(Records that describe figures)
========================

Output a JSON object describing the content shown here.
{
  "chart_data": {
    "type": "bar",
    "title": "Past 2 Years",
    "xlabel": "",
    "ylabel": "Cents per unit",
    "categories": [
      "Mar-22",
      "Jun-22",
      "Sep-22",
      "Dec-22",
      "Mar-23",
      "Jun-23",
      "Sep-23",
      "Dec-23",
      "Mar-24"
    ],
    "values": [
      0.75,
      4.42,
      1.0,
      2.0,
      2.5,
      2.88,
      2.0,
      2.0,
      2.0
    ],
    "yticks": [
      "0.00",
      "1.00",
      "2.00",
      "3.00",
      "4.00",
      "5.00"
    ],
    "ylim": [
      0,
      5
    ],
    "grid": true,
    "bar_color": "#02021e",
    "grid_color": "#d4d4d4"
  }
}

========================

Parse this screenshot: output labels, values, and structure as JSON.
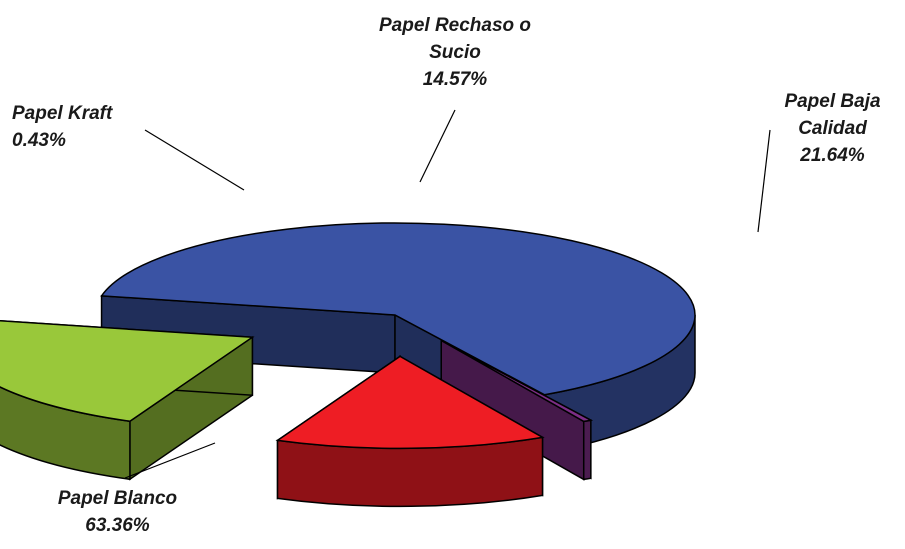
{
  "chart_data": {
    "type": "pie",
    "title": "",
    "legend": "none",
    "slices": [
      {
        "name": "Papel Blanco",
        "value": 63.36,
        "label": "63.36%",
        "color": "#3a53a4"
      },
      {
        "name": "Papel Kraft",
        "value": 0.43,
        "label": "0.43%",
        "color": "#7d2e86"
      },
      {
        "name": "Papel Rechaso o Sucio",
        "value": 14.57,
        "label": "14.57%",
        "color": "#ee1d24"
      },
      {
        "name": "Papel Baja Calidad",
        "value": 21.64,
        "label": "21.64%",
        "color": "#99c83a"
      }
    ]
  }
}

========================

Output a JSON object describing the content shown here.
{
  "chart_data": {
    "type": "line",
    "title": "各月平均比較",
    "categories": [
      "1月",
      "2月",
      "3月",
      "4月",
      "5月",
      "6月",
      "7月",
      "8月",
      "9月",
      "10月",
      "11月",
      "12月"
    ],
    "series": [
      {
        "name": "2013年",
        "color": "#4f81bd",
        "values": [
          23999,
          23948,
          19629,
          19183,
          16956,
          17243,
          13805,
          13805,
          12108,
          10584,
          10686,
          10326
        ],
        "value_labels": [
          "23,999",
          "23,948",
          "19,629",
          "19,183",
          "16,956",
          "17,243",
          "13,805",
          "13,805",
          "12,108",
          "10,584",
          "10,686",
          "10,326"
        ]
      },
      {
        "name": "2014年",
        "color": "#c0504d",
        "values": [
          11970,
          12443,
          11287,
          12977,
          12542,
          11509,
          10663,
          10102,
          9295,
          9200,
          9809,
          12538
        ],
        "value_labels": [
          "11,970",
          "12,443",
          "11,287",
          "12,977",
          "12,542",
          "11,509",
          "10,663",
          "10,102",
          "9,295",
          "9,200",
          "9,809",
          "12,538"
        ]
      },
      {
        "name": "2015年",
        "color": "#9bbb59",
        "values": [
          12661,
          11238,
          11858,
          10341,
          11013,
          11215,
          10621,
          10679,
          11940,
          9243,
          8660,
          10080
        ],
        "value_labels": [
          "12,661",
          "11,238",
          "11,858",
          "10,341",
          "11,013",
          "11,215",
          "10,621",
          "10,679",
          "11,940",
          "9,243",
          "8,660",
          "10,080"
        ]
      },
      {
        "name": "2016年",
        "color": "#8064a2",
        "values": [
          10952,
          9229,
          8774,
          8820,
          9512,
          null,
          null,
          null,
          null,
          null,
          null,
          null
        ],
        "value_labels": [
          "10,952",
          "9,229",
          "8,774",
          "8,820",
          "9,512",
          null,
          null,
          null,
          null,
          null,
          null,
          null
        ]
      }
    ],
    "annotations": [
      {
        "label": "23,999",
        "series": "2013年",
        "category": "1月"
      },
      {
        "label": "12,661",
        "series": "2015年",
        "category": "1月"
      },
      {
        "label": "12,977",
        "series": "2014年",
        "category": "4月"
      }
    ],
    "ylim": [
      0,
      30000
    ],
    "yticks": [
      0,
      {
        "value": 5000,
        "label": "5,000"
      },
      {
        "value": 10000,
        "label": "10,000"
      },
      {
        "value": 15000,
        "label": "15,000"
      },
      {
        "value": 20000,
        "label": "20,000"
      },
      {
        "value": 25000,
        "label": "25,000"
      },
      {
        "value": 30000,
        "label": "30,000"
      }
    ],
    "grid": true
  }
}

========================

Search the data for "title" and list every line in which it occurs.

RESULT OF THIS EXERCISE:
    "title": "Past 2 Years",
    "title": "",
    "title": "各月平均比較",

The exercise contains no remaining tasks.